● **OBJECTIVE**
Look through the data below and report how many lines include "международных". Only the number should be given.

═════ EXTRACTED DATA ═════

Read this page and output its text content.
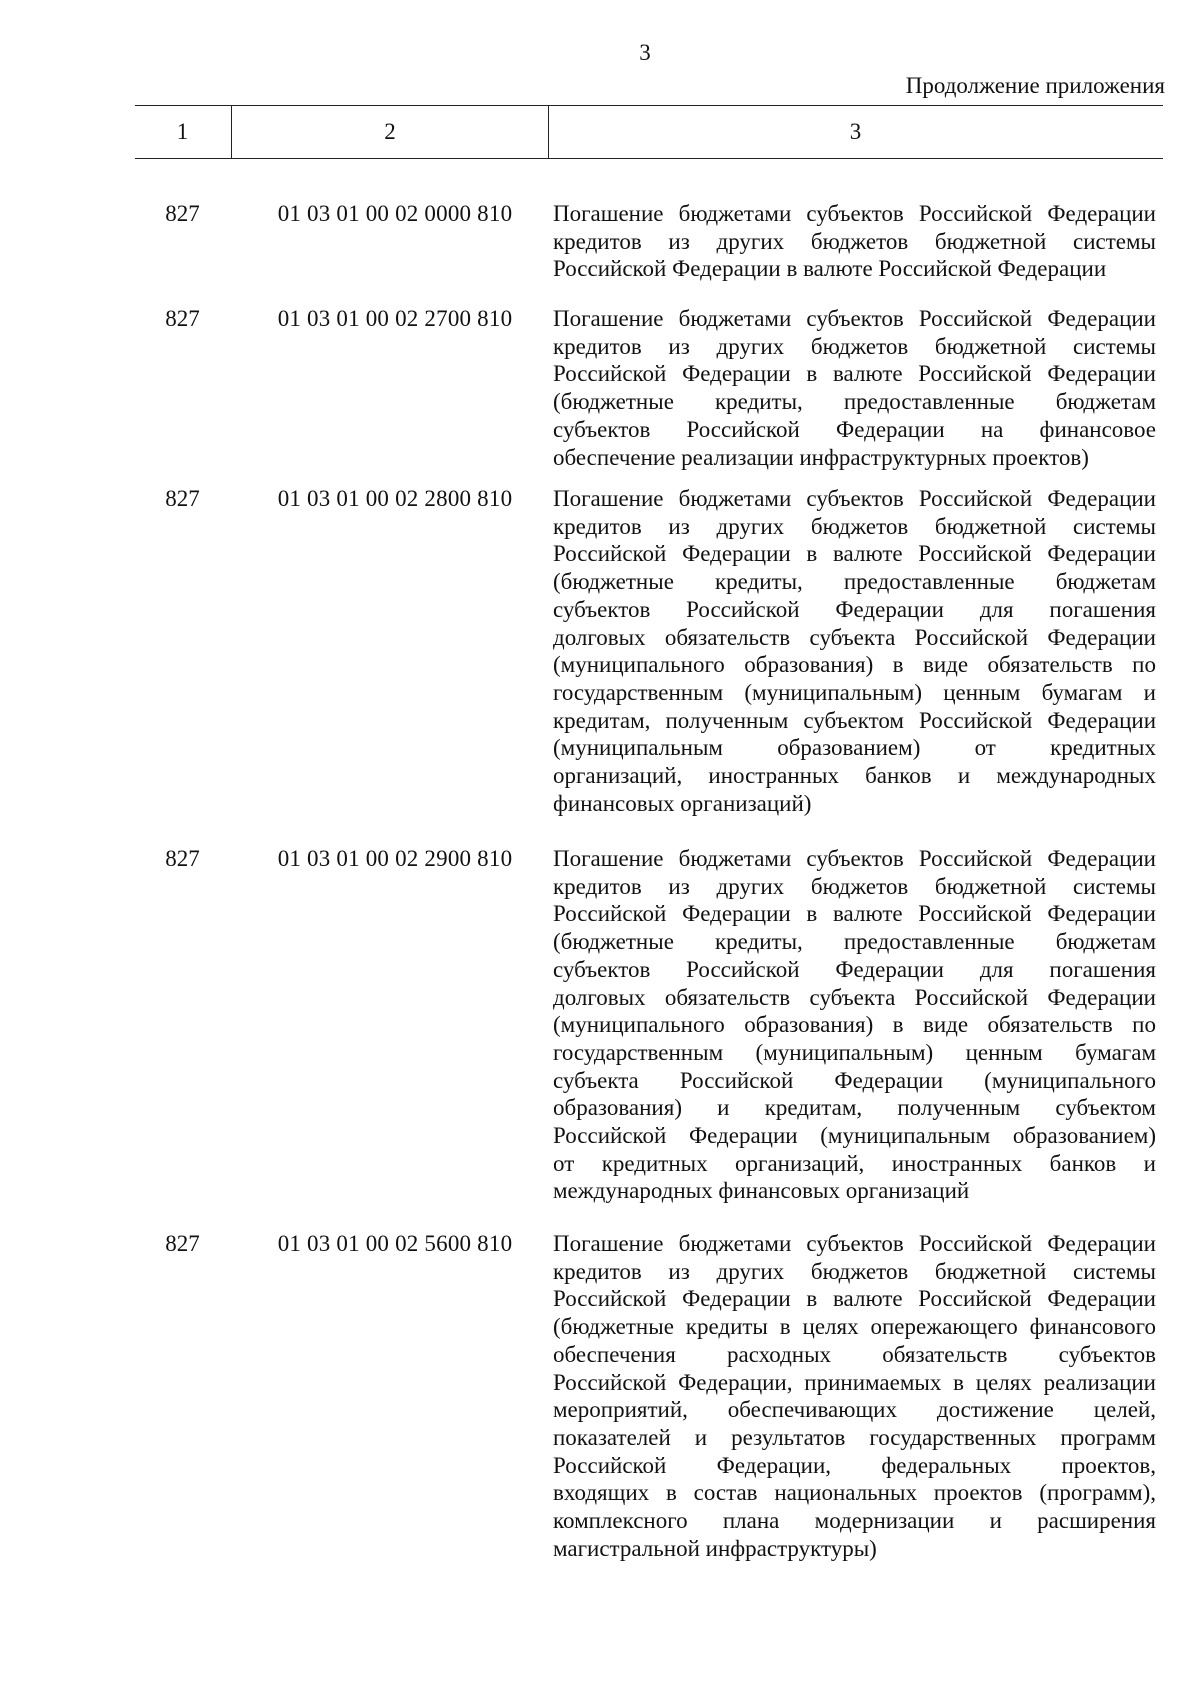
3
Продолжение приложения
1	2	3
827	01 03 01 00 02 0000 810	Погашение бюджетами субъектов Российской Федерации
кредитов из других бюджетов бюджетной системы
Российской Федерации в валюте Российской Федерации
827	01 03 01 00 02 2700 810	Погашение бюджетами субъектов Российской Федерации
кредитов из других бюджетов бюджетной системы
Российской Федерации в валюте Российской Федерации
(бюджетные кредиты, предоставленные бюджетам
субъектов Российской Федерации на финансовое
обеспечение реализации инфраструктурных проектов)
827	01 03 01 00 02 2800 810	Погашение бюджетами субъектов Российской Федерации
кредитов из других бюджетов бюджетной системы
Российской Федерации в валюте Российской Федерации
(бюджетные кредиты, предоставленные бюджетам
субъектов Российской Федерации для погашения
долговых обязательств субъекта Российской Федерации
(муниципального образования) в виде обязательств по
государственным (муниципальным) ценным бумагам и
кредитам, полученным субъектом Российской Федерации
(муниципальным образованием) от кредитных
организаций, иностранных банков и международных
финансовых организаций)
827	01 03 01 00 02 2900 810	Погашение бюджетами субъектов Российской Федерации
кредитов из других бюджетов бюджетной системы
Российской Федерации в валюте Российской Федерации
(бюджетные кредиты, предоставленные бюджетам
субъектов Российской Федерации для погашения
долговых обязательств субъекта Российской Федерации
(муниципального образования) в виде обязательств по
государственным (муниципальным) ценным бумагам
субъекта Российской Федерации (муниципального
образования) и кредитам, полученным субъектом
Российской Федерации (муниципальным образованием)
от кредитных организаций, иностранных банков и
международных финансовых организаций
827	01 03 01 00 02 5600 810	Погашение бюджетами субъектов Российской Федерации
кредитов из других бюджетов бюджетной системы
Российской Федерации в валюте Российской Федерации
(бюджетные кредиты в целях опережающего финансового
обеспечения расходных обязательств субъектов
Российской Федерации, принимаемых в целях реализации
мероприятий, обеспечивающих достижение целей,
показателей и результатов государственных программ
Российской Федерации, федеральных проектов,
входящих в состав национальных проектов (программ),
комплексного плана модернизации и расширения
магистральной инфраструктуры)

═════

● **EXERCISE ANSWER**
2